WORK TO DO — Gather the lines that hold the string "company".

Dataset records —
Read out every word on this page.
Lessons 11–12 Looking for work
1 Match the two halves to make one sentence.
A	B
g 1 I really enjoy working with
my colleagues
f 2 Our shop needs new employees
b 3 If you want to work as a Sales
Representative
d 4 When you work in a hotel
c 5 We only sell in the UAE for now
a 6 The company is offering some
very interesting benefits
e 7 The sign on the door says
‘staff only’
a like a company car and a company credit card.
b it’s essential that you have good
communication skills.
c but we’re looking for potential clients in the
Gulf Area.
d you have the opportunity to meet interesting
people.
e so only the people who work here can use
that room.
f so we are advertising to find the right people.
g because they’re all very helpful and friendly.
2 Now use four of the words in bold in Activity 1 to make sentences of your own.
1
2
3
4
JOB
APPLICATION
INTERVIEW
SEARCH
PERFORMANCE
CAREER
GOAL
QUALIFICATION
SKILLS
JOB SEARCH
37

SOLUTION TO THIS EXERCISE —
a 6 The company is offering some
a like a company car and a company credit card.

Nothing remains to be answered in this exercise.